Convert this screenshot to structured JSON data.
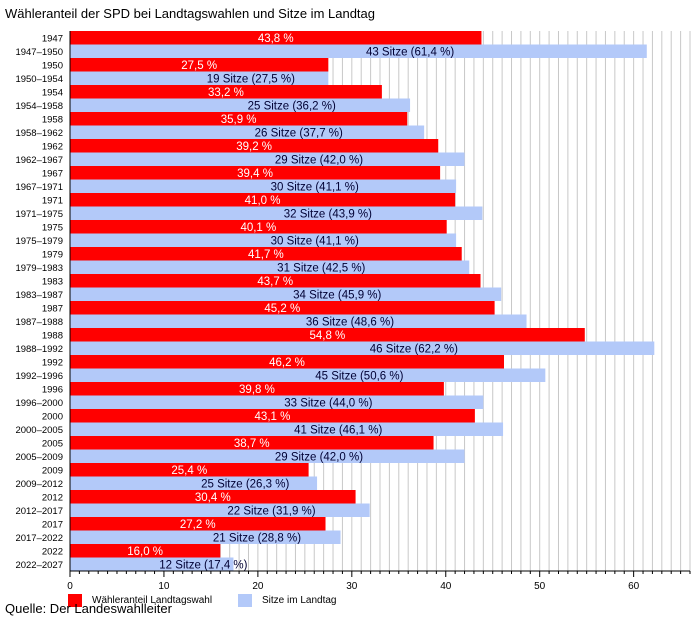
{
  "chart_data": {
    "type": "bar",
    "orientation": "horizontal",
    "title": "Wähleranteil der SPD bei Landtagswahlen und Sitze im Landtag",
    "source": "Quelle: Der Landeswahlleiter",
    "xlabel": "",
    "ylabel": "",
    "xlim": [
      0,
      66
    ],
    "x_ticks": [
      0,
      10,
      20,
      30,
      40,
      50,
      60
    ],
    "grid": "vertical, every 1 unit",
    "legend": [
      {
        "name": "Wähleranteil Landtagswahl",
        "color": "#ff0000"
      },
      {
        "name": "Sitze im Landtag",
        "color": "#b3c9f9"
      }
    ],
    "legend_placement": "bottom",
    "rows": [
      {
        "category": "1947",
        "series": "vote",
        "value": 43.8,
        "label": "43,8 %"
      },
      {
        "category": "1947–1950",
        "series": "seats",
        "value": 61.4,
        "label": "43 Sitze (61,4 %)"
      },
      {
        "category": "1950",
        "series": "vote",
        "value": 27.5,
        "label": "27,5 %"
      },
      {
        "category": "1950–1954",
        "series": "seats",
        "value": 27.5,
        "label": "19 Sitze (27,5 %)"
      },
      {
        "category": "1954",
        "series": "vote",
        "value": 33.2,
        "label": "33,2 %"
      },
      {
        "category": "1954–1958",
        "series": "seats",
        "value": 36.2,
        "label": "25 Sitze (36,2 %)"
      },
      {
        "category": "1958",
        "series": "vote",
        "value": 35.9,
        "label": "35,9 %"
      },
      {
        "category": "1958–1962",
        "series": "seats",
        "value": 37.7,
        "label": "26 Sitze (37,7 %)"
      },
      {
        "category": "1962",
        "series": "vote",
        "value": 39.2,
        "label": "39,2 %"
      },
      {
        "category": "1962–1967",
        "series": "seats",
        "value": 42.0,
        "label": "29 Sitze (42,0 %)"
      },
      {
        "category": "1967",
        "series": "vote",
        "value": 39.4,
        "label": "39,4 %"
      },
      {
        "category": "1967–1971",
        "series": "seats",
        "value": 41.1,
        "label": "30 Sitze (41,1 %)"
      },
      {
        "category": "1971",
        "series": "vote",
        "value": 41.0,
        "label": "41,0 %"
      },
      {
        "category": "1971–1975",
        "series": "seats",
        "value": 43.9,
        "label": "32 Sitze (43,9 %)"
      },
      {
        "category": "1975",
        "series": "vote",
        "value": 40.1,
        "label": "40,1 %"
      },
      {
        "category": "1975–1979",
        "series": "seats",
        "value": 41.1,
        "label": "30 Sitze (41,1 %)"
      },
      {
        "category": "1979",
        "series": "vote",
        "value": 41.7,
        "label": "41,7 %"
      },
      {
        "category": "1979–1983",
        "series": "seats",
        "value": 42.5,
        "label": "31 Sitze (42,5 %)"
      },
      {
        "category": "1983",
        "series": "vote",
        "value": 43.7,
        "label": "43,7 %"
      },
      {
        "category": "1983–1987",
        "series": "seats",
        "value": 45.9,
        "label": "34 Sitze (45,9 %)"
      },
      {
        "category": "1987",
        "series": "vote",
        "value": 45.2,
        "label": "45,2 %"
      },
      {
        "category": "1987–1988",
        "series": "seats",
        "value": 48.6,
        "label": "36 Sitze (48,6 %)"
      },
      {
        "category": "1988",
        "series": "vote",
        "value": 54.8,
        "label": "54,8 %"
      },
      {
        "category": "1988–1992",
        "series": "seats",
        "value": 62.2,
        "label": "46 Sitze (62,2 %)"
      },
      {
        "category": "1992",
        "series": "vote",
        "value": 46.2,
        "label": "46,2 %"
      },
      {
        "category": "1992–1996",
        "series": "seats",
        "value": 50.6,
        "label": "45 Sitze (50,6 %)"
      },
      {
        "category": "1996",
        "series": "vote",
        "value": 39.8,
        "label": "39,8 %"
      },
      {
        "category": "1996–2000",
        "series": "seats",
        "value": 44.0,
        "label": "33 Sitze (44,0 %)"
      },
      {
        "category": "2000",
        "series": "vote",
        "value": 43.1,
        "label": "43,1 %"
      },
      {
        "category": "2000–2005",
        "series": "seats",
        "value": 46.1,
        "label": "41 Sitze (46,1 %)"
      },
      {
        "category": "2005",
        "series": "vote",
        "value": 38.7,
        "label": "38,7 %"
      },
      {
        "category": "2005–2009",
        "series": "seats",
        "value": 42.0,
        "label": "29 Sitze (42,0 %)"
      },
      {
        "category": "2009",
        "series": "vote",
        "value": 25.4,
        "label": "25,4 %"
      },
      {
        "category": "2009–2012",
        "series": "seats",
        "value": 26.3,
        "label": "25 Sitze (26,3 %)"
      },
      {
        "category": "2012",
        "series": "vote",
        "value": 30.4,
        "label": "30,4 %"
      },
      {
        "category": "2012–2017",
        "series": "seats",
        "value": 31.9,
        "label": "22 Sitze (31,9 %)"
      },
      {
        "category": "2017",
        "series": "vote",
        "value": 27.2,
        "label": "27,2 %"
      },
      {
        "category": "2017–2022",
        "series": "seats",
        "value": 28.8,
        "label": "21 Sitze (28,8 %)"
      },
      {
        "category": "2022",
        "series": "vote",
        "value": 16.0,
        "label": "16,0 %"
      },
      {
        "category": "2022–2027",
        "series": "seats",
        "value": 17.4,
        "label": "12 Sitze (17,4 %)"
      }
    ],
    "colors": {
      "vote": "#ff0000",
      "seats": "#b3c9f9",
      "vote_label": "#ffffff",
      "seats_label": "#000033",
      "grid": "#c8c8c8"
    }
  }
}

▶ Required work: Without the images, write out each line of the data verbatim.

▶ Solution for this exercise:
Convert this screenshot to structured JSON data.
{
  "chart_data": {
    "type": "bar",
    "orientation": "horizontal",
    "title": "Wähleranteil der SPD bei Landtagswahlen und Sitze im Landtag",
    "source": "Quelle: Der Landeswahlleiter",
    "xlabel": "",
    "ylabel": "",
    "xlim": [
      0,
      66
    ],
    "x_ticks": [
      0,
      10,
      20,
      30,
      40,
      50,
      60
    ],
    "grid": "vertical, every 1 unit",
    "legend": [
      {
        "name": "Wähleranteil Landtagswahl",
        "color": "#ff0000"
      },
      {
        "name": "Sitze im Landtag",
        "color": "#b3c9f9"
      }
    ],
    "legend_placement": "bottom",
    "rows": [
      {
        "category": "1947",
        "series": "vote",
        "value": 43.8,
        "label": "43,8 %"
      },
      {
        "category": "1947–1950",
        "series": "seats",
        "value": 61.4,
        "label": "43 Sitze (61,4 %)"
      },
      {
        "category": "1950",
        "series": "vote",
        "value": 27.5,
        "label": "27,5 %"
      },
      {
        "category": "1950–1954",
        "series": "seats",
        "value": 27.5,
        "label": "19 Sitze (27,5 %)"
      },
      {
        "category": "1954",
        "series": "vote",
        "value": 33.2,
        "label": "33,2 %"
      },
      {
        "category": "1954–1958",
        "series": "seats",
        "value": 36.2,
        "label": "25 Sitze (36,2 %)"
      },
      {
        "category": "1958",
        "series": "vote",
        "value": 35.9,
        "label": "35,9 %"
      },
      {
        "category": "1958–1962",
        "series": "seats",
        "value": 37.7,
        "label": "26 Sitze (37,7 %)"
      },
      {
        "category": "1962",
        "series": "vote",
        "value": 39.2,
        "label": "39,2 %"
      },
      {
        "category": "1962–1967",
        "series": "seats",
        "value": 42.0,
        "label": "29 Sitze (42,0 %)"
      },
      {
        "category": "1967",
        "series": "vote",
        "value": 39.4,
        "label": "39,4 %"
      },
      {
        "category": "1967–1971",
        "series": "seats",
        "value": 41.1,
        "label": "30 Sitze (41,1 %)"
      },
      {
        "category": "1971",
        "series": "vote",
        "value": 41.0,
        "label": "41,0 %"
      },
      {
        "category": "1971–1975",
        "series": "seats",
        "value": 43.9,
        "label": "32 Sitze (43,9 %)"
      },
      {
        "category": "1975",
        "series": "vote",
        "value": 40.1,
        "label": "40,1 %"
      },
      {
        "category": "1975–1979",
        "series": "seats",
        "value": 41.1,
        "label": "30 Sitze (41,1 %)"
      },
      {
        "category": "1979",
        "series": "vote",
        "value": 41.7,
        "label": "41,7 %"
      },
      {
        "category": "1979–1983",
        "series": "seats",
        "value": 42.5,
        "label": "31 Sitze (42,5 %)"
      },
      {
        "category": "1983",
        "series": "vote",
        "value": 43.7,
        "label": "43,7 %"
      },
      {
        "category": "1983–1987",
        "series": "seats",
        "value": 45.9,
        "label": "34 Sitze (45,9 %)"
      },
      {
        "category": "1987",
        "series": "vote",
        "value": 45.2,
        "label": "45,2 %"
      },
      {
        "category": "1987–1988",
        "series": "seats",
        "value": 48.6,
        "label": "36 Sitze (48,6 %)"
      },
      {
        "category": "1988",
        "series": "vote",
        "value": 54.8,
        "label": "54,8 %"
      },
      {
        "category": "1988–1992",
        "series": "seats",
        "value": 62.2,
        "label": "46 Sitze (62,2 %)"
      },
      {
        "category": "1992",
        "series": "vote",
        "value": 46.2,
        "label": "46,2 %"
      },
      {
        "category": "1992–1996",
        "series": "seats",
        "value": 50.6,
        "label": "45 Sitze (50,6 %)"
      },
      {
        "category": "1996",
        "series": "vote",
        "value": 39.8,
        "label": "39,8 %"
      },
      {
        "category": "1996–2000",
        "series": "seats",
        "value": 44.0,
        "label": "33 Sitze (44,0 %)"
      },
      {
        "category": "2000",
        "series": "vote",
        "value": 43.1,
        "label": "43,1 %"
      },
      {
        "category": "2000–2005",
        "series": "seats",
        "value": 46.1,
        "label": "41 Sitze (46,1 %)"
      },
      {
        "category": "2005",
        "series": "vote",
        "value": 38.7,
        "label": "38,7 %"
      },
      {
        "category": "2005–2009",
        "series": "seats",
        "value": 42.0,
        "label": "29 Sitze (42,0 %)"
      },
      {
        "category": "2009",
        "series": "vote",
        "value": 25.4,
        "label": "25,4 %"
      },
      {
        "category": "2009–2012",
        "series": "seats",
        "value": 26.3,
        "label": "25 Sitze (26,3 %)"
      },
      {
        "category": "2012",
        "series": "vote",
        "value": 30.4,
        "label": "30,4 %"
      },
      {
        "category": "2012–2017",
        "series": "seats",
        "value": 31.9,
        "label": "22 Sitze (31,9 %)"
      },
      {
        "category": "2017",
        "series": "vote",
        "value": 27.2,
        "label": "27,2 %"
      },
      {
        "category": "2017–2022",
        "series": "seats",
        "value": 28.8,
        "label": "21 Sitze (28,8 %)"
      },
      {
        "category": "2022",
        "series": "vote",
        "value": 16.0,
        "label": "16,0 %"
      },
      {
        "category": "2022–2027",
        "series": "seats",
        "value": 17.4,
        "label": "12 Sitze (17,4 %)"
      }
    ],
    "colors": {
      "vote": "#ff0000",
      "seats": "#b3c9f9",
      "vote_label": "#ffffff",
      "seats_label": "#000033",
      "grid": "#c8c8c8"
    }
  }
}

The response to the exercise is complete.